* Request *
Retype each entry below, keeping every character the same.

Figure data in JSON
----

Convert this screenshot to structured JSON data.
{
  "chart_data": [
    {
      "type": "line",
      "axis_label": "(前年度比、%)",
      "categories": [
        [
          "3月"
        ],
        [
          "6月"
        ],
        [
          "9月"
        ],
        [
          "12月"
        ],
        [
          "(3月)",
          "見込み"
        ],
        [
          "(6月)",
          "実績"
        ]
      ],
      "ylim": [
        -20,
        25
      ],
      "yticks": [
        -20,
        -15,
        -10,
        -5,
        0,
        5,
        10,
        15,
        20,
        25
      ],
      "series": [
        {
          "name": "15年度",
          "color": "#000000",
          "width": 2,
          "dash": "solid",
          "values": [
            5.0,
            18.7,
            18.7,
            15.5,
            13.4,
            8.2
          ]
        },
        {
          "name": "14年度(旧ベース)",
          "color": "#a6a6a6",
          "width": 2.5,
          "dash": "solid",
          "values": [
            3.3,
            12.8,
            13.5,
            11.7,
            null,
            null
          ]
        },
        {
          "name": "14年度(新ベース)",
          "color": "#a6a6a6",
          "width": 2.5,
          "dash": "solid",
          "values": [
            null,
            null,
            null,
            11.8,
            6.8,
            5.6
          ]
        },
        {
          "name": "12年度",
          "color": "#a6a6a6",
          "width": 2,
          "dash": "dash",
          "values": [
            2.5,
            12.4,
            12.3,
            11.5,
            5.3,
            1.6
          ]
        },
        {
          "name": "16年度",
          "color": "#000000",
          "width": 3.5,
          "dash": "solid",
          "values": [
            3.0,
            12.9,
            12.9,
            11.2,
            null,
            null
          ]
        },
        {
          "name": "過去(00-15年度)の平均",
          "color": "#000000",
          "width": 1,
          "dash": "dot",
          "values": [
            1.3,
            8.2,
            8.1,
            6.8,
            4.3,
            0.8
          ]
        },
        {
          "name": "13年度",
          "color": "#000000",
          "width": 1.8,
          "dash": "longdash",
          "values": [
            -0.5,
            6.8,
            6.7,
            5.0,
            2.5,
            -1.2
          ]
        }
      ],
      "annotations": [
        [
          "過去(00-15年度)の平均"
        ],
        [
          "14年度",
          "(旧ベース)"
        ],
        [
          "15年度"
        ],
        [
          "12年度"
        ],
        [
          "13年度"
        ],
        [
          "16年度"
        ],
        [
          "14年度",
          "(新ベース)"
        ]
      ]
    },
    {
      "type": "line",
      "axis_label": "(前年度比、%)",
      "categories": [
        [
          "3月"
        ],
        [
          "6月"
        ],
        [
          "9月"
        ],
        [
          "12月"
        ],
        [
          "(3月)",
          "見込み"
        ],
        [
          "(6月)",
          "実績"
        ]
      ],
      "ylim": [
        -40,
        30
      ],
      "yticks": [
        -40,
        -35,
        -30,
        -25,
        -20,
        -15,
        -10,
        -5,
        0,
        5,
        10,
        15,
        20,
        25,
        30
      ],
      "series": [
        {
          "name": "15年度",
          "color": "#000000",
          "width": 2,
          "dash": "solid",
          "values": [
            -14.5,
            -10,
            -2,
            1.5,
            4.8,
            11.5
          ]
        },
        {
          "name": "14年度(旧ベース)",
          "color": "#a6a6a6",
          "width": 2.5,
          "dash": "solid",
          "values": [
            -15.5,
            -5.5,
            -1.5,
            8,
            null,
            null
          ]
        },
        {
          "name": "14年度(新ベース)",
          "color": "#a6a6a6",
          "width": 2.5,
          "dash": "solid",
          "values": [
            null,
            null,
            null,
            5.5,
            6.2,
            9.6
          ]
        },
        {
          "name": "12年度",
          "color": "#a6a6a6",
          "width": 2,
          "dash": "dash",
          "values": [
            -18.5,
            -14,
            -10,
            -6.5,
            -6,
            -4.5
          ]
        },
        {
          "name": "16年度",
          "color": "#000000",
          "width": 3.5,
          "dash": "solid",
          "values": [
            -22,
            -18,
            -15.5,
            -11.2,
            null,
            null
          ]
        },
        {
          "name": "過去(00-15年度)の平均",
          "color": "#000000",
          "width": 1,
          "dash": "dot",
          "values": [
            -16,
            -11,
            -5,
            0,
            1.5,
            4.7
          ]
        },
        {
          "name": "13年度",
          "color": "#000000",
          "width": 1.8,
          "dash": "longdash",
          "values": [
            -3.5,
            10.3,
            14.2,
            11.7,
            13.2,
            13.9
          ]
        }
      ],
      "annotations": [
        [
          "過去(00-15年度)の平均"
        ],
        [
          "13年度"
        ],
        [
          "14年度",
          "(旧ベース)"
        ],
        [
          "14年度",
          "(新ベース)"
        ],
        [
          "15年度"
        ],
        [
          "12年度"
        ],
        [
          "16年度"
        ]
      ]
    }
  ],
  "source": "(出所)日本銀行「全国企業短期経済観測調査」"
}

----

* Response below *
Convert this screenshot to structured JSON data.
{
  "chart_data": [
    {
      "type": "line",
      "axis_label": "(前年度比、%)",
      "categories": [
        [
          "3月"
        ],
        [
          "6月"
        ],
        [
          "9月"
        ],
        [
          "12月"
        ],
        [
          "(3月)",
          "見込み"
        ],
        [
          "(6月)",
          "実績"
        ]
      ],
      "ylim": [
        -20,
        25
      ],
      "yticks": [
        -20,
        -15,
        -10,
        -5,
        0,
        5,
        10,
        15,
        20,
        25
      ],
      "series": [
        {
          "name": "15年度",
          "color": "#000000",
          "width": 2,
          "dash": "solid",
          "values": [
            5.0,
            18.7,
            18.7,
            15.5,
            13.4,
            8.2
          ]
        },
        {
          "name": "14年度(旧ベース)",
          "color": "#a6a6a6",
          "width": 2.5,
          "dash": "solid",
          "values": [
            3.3,
            12.8,
            13.5,
            11.7,
            null,
            null
          ]
        },
        {
          "name": "14年度(新ベース)",
          "color": "#a6a6a6",
          "width": 2.5,
          "dash": "solid",
          "values": [
            null,
            null,
            null,
            11.8,
            6.8,
            5.6
          ]
        },
        {
          "name": "12年度",
          "color": "#a6a6a6",
          "width": 2,
          "dash": "dash",
          "values": [
            2.5,
            12.4,
            12.3,
            11.5,
            5.3,
            1.6
          ]
        },
        {
          "name": "16年度",
          "color": "#000000",
          "width": 3.5,
          "dash": "solid",
          "values": [
            3.0,
            12.9,
            12.9,
            11.2,
            null,
            null
          ]
        },
        {
          "name": "過去(00-15年度)の平均",
          "color": "#000000",
          "width": 1,
          "dash": "dot",
          "values": [
            1.3,
            8.2,
            8.1,
            6.8,
            4.3,
            0.8
          ]
        },
        {
          "name": "13年度",
          "color": "#000000",
          "width": 1.8,
          "dash": "longdash",
          "values": [
            -0.5,
            6.8,
            6.7,
            5.0,
            2.5,
            -1.2
          ]
        }
      ],
      "annotations": [
        [
          "過去(00-15年度)の平均"
        ],
        [
          "14年度",
          "(旧ベース)"
        ],
        [
          "15年度"
        ],
        [
          "12年度"
        ],
        [
          "13年度"
        ],
        [
          "16年度"
        ],
        [
          "14年度",
          "(新ベース)"
        ]
      ]
    },
    {
      "type": "line",
      "axis_label": "(前年度比、%)",
      "categories": [
        [
          "3月"
        ],
        [
          "6月"
        ],
        [
          "9月"
        ],
        [
          "12月"
        ],
        [
          "(3月)",
          "見込み"
        ],
        [
          "(6月)",
          "実績"
        ]
      ],
      "ylim": [
        -40,
        30
      ],
      "yticks": [
        -40,
        -35,
        -30,
        -25,
        -20,
        -15,
        -10,
        -5,
        0,
        5,
        10,
        15,
        20,
        25,
        30
      ],
      "series": [
        {
          "name": "15年度",
          "color": "#000000",
          "width": 2,
          "dash": "solid",
          "values": [
            -14.5,
            -10,
            -2,
            1.5,
            4.8,
            11.5
          ]
        },
        {
          "name": "14年度(旧ベース)",
          "color": "#a6a6a6",
          "width": 2.5,
          "dash": "solid",
          "values": [
            -15.5,
            -5.5,
            -1.5,
            8,
            null,
            null
          ]
        },
        {
          "name": "14年度(新ベース)",
          "color": "#a6a6a6",
          "width": 2.5,
          "dash": "solid",
          "values": [
            null,
            null,
            null,
            5.5,
            6.2,
            9.6
          ]
        },
        {
          "name": "12年度",
          "color": "#a6a6a6",
          "width": 2,
          "dash": "dash",
          "values": [
            -18.5,
            -14,
            -10,
            -6.5,
            -6,
            -4.5
          ]
        },
        {
          "name": "16年度",
          "color": "#000000",
          "width": 3.5,
          "dash": "solid",
          "values": [
            -22,
            -18,
            -15.5,
            -11.2,
            null,
            null
          ]
        },
        {
          "name": "過去(00-15年度)の平均",
          "color": "#000000",
          "width": 1,
          "dash": "dot",
          "values": [
            -16,
            -11,
            -5,
            0,
            1.5,
            4.7
          ]
        },
        {
          "name": "13年度",
          "color": "#000000",
          "width": 1.8,
          "dash": "longdash",
          "values": [
            -3.5,
            10.3,
            14.2,
            11.7,
            13.2,
            13.9
          ]
        }
      ],
      "annotations": [
        [
          "過去(00-15年度)の平均"
        ],
        [
          "13年度"
        ],
        [
          "14年度",
          "(旧ベース)"
        ],
        [
          "14年度",
          "(新ベース)"
        ],
        [
          "15年度"
        ],
        [
          "12年度"
        ],
        [
          "16年度"
        ]
      ]
    }
  ],
  "source": "(出所)日本銀行「全国企業短期経済観測調査」"
}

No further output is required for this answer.